* **Given instruction**:
Copy out all the entries exactly.

** Start **

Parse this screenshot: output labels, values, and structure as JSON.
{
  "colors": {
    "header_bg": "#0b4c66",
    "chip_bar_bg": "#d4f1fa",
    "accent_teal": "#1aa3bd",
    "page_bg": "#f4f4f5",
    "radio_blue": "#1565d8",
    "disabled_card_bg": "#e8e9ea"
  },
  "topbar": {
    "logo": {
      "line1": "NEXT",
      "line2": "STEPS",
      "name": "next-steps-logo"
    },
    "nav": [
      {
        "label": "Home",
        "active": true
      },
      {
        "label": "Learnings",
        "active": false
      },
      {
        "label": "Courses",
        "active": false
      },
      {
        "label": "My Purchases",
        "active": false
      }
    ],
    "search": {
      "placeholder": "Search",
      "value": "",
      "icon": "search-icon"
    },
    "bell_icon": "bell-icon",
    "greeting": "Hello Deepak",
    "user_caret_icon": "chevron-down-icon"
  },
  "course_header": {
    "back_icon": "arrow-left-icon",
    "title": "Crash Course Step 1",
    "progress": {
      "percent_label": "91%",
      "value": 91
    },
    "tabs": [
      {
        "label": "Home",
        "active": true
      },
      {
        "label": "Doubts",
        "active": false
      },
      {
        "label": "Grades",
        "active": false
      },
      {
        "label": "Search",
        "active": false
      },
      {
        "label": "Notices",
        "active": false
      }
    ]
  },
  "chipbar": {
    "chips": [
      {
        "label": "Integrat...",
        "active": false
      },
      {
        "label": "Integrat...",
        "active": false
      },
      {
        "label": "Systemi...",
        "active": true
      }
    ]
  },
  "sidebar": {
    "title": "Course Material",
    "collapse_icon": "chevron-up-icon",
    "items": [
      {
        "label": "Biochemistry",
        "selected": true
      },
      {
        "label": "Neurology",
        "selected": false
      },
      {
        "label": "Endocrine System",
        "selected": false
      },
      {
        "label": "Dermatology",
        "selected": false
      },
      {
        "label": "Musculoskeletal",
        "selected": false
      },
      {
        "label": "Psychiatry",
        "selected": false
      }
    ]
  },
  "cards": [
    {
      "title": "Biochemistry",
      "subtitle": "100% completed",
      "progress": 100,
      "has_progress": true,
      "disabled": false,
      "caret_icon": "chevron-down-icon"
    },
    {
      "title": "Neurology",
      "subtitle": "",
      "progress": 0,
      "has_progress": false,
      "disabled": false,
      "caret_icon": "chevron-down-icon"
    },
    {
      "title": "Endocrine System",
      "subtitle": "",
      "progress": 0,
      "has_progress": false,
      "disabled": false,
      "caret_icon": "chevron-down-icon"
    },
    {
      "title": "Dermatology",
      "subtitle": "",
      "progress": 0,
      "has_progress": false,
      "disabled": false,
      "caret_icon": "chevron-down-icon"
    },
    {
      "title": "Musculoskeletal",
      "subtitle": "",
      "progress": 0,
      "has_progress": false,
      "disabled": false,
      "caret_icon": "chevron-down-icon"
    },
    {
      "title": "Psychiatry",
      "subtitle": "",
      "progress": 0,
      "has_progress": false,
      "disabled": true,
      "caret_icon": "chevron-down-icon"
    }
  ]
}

** End **

* **Result for this task**:
Parse this screenshot: output labels, values, and structure as JSON.
{
  "colors": {
    "header_bg": "#0b4c66",
    "chip_bar_bg": "#d4f1fa",
    "accent_teal": "#1aa3bd",
    "page_bg": "#f4f4f5",
    "radio_blue": "#1565d8",
    "disabled_card_bg": "#e8e9ea"
  },
  "topbar": {
    "logo": {
      "line1": "NEXT",
      "line2": "STEPS",
      "name": "next-steps-logo"
    },
    "nav": [
      {
        "label": "Home",
        "active": true
      },
      {
        "label": "Learnings",
        "active": false
      },
      {
        "label": "Courses",
        "active": false
      },
      {
        "label": "My Purchases",
        "active": false
      }
    ],
    "search": {
      "placeholder": "Search",
      "value": "",
      "icon": "search-icon"
    },
    "bell_icon": "bell-icon",
    "greeting": "Hello Deepak",
    "user_caret_icon": "chevron-down-icon"
  },
  "course_header": {
    "back_icon": "arrow-left-icon",
    "title": "Crash Course Step 1",
    "progress": {
      "percent_label": "91%",
      "value": 91
    },
    "tabs": [
      {
        "label": "Home",
        "active": true
      },
      {
        "label": "Doubts",
        "active": false
      },
      {
        "label": "Grades",
        "active": false
      },
      {
        "label": "Search",
        "active": false
      },
      {
        "label": "Notices",
        "active": false
      }
    ]
  },
  "chipbar": {
    "chips": [
      {
        "label": "Integrat...",
        "active": false
      },
      {
        "label": "Integrat...",
        "active": false
      },
      {
        "label": "Systemi...",
        "active": true
      }
    ]
  },
  "sidebar": {
    "title": "Course Material",
    "collapse_icon": "chevron-up-icon",
    "items": [
      {
        "label": "Biochemistry",
        "selected": true
      },
      {
        "label": "Neurology",
        "selected": false
      },
      {
        "label": "Endocrine System",
        "selected": false
      },
      {
        "label": "Dermatology",
        "selected": false
      },
      {
        "label": "Musculoskeletal",
        "selected": false
      },
      {
        "label": "Psychiatry",
        "selected": false
      }
    ]
  },
  "cards": [
    {
      "title": "Biochemistry",
      "subtitle": "100% completed",
      "progress": 100,
      "has_progress": true,
      "disabled": false,
      "caret_icon": "chevron-down-icon"
    },
    {
      "title": "Neurology",
      "subtitle": "",
      "progress": 0,
      "has_progress": false,
      "disabled": false,
      "caret_icon": "chevron-down-icon"
    },
    {
      "title": "Endocrine System",
      "subtitle": "",
      "progress": 0,
      "has_progress": false,
      "disabled": false,
      "caret_icon": "chevron-down-icon"
    },
    {
      "title": "Dermatology",
      "subtitle": "",
      "progress": 0,
      "has_progress": false,
      "disabled": false,
      "caret_icon": "chevron-down-icon"
    },
    {
      "title": "Musculoskeletal",
      "subtitle": "",
      "progress": 0,
      "has_progress": false,
      "disabled": false,
      "caret_icon": "chevron-down-icon"
    },
    {
      "title": "Psychiatry",
      "subtitle": "",
      "progress": 0,
      "has_progress": false,
      "disabled": true,
      "caret_icon": "chevron-down-icon"
    }
  ]
}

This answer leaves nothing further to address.